- **Supplied information**
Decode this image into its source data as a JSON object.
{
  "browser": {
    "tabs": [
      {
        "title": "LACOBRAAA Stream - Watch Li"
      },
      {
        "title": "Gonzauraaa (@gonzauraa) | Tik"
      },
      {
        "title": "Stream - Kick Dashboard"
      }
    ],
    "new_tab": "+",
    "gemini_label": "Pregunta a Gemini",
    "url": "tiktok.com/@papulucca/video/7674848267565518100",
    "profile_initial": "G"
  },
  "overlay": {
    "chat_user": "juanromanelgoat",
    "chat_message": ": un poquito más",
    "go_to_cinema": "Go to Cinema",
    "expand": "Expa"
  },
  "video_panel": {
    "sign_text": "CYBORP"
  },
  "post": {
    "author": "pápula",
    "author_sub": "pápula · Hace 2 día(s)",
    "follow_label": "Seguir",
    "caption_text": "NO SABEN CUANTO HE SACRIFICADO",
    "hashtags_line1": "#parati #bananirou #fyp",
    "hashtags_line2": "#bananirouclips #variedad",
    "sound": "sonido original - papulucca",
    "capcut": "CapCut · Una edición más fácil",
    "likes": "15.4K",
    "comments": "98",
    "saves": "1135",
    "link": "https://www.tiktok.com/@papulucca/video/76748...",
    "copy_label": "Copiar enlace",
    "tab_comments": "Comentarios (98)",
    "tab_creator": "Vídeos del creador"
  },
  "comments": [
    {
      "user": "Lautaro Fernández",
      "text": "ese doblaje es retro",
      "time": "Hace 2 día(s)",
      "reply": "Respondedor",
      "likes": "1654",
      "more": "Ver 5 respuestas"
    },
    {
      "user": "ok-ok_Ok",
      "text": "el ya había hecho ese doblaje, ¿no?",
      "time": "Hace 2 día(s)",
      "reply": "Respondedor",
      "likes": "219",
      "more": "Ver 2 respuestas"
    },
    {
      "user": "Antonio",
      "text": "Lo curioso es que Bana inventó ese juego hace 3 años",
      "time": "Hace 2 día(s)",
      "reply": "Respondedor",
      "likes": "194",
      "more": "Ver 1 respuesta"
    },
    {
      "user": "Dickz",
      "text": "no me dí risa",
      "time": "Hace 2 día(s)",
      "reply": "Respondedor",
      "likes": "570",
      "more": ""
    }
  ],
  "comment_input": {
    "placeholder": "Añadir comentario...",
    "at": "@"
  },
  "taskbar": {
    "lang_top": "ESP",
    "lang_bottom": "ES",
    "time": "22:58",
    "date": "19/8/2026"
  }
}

- **Aim**
Repeat the entries shown above, every one, word for word.

- **In response**
Decode this image into its source data as a JSON object.
{
  "browser": {
    "tabs": [
      {
        "title": "LACOBRAAA Stream - Watch Li"
      },
      {
        "title": "Gonzauraaa (@gonzauraa) | Tik"
      },
      {
        "title": "Stream - Kick Dashboard"
      }
    ],
    "new_tab": "+",
    "gemini_label": "Pregunta a Gemini",
    "url": "tiktok.com/@papulucca/video/7674848267565518100",
    "profile_initial": "G"
  },
  "overlay": {
    "chat_user": "juanromanelgoat",
    "chat_message": ": un poquito más",
    "go_to_cinema": "Go to Cinema",
    "expand": "Expa"
  },
  "video_panel": {
    "sign_text": "CYBORP"
  },
  "post": {
    "author": "pápula",
    "author_sub": "pápula · Hace 2 día(s)",
    "follow_label": "Seguir",
    "caption_text": "NO SABEN CUANTO HE SACRIFICADO",
    "hashtags_line1": "#parati #bananirou #fyp",
    "hashtags_line2": "#bananirouclips #variedad",
    "sound": "sonido original - papulucca",
    "capcut": "CapCut · Una edición más fácil",
    "likes": "15.4K",
    "comments": "98",
    "saves": "1135",
    "link": "https://www.tiktok.com/@papulucca/video/76748...",
    "copy_label": "Copiar enlace",
    "tab_comments": "Comentarios (98)",
    "tab_creator": "Vídeos del creador"
  },
  "comments": [
    {
      "user": "Lautaro Fernández",
      "text": "ese doblaje es retro",
      "time": "Hace 2 día(s)",
      "reply": "Respondedor",
      "likes": "1654",
      "more": "Ver 5 respuestas"
    },
    {
      "user": "ok-ok_Ok",
      "text": "el ya había hecho ese doblaje, ¿no?",
      "time": "Hace 2 día(s)",
      "reply": "Respondedor",
      "likes": "219",
      "more": "Ver 2 respuestas"
    },
    {
      "user": "Antonio",
      "text": "Lo curioso es que Bana inventó ese juego hace 3 años",
      "time": "Hace 2 día(s)",
      "reply": "Respondedor",
      "likes": "194",
      "more": "Ver 1 respuesta"
    },
    {
      "user": "Dickz",
      "text": "no me dí risa",
      "time": "Hace 2 día(s)",
      "reply": "Respondedor",
      "likes": "570",
      "more": ""
    }
  ],
  "comment_input": {
    "placeholder": "Añadir comentario...",
    "at": "@"
  },
  "taskbar": {
    "lang_top": "ESP",
    "lang_bottom": "ES",
    "time": "22:58",
    "date": "19/8/2026"
  }
}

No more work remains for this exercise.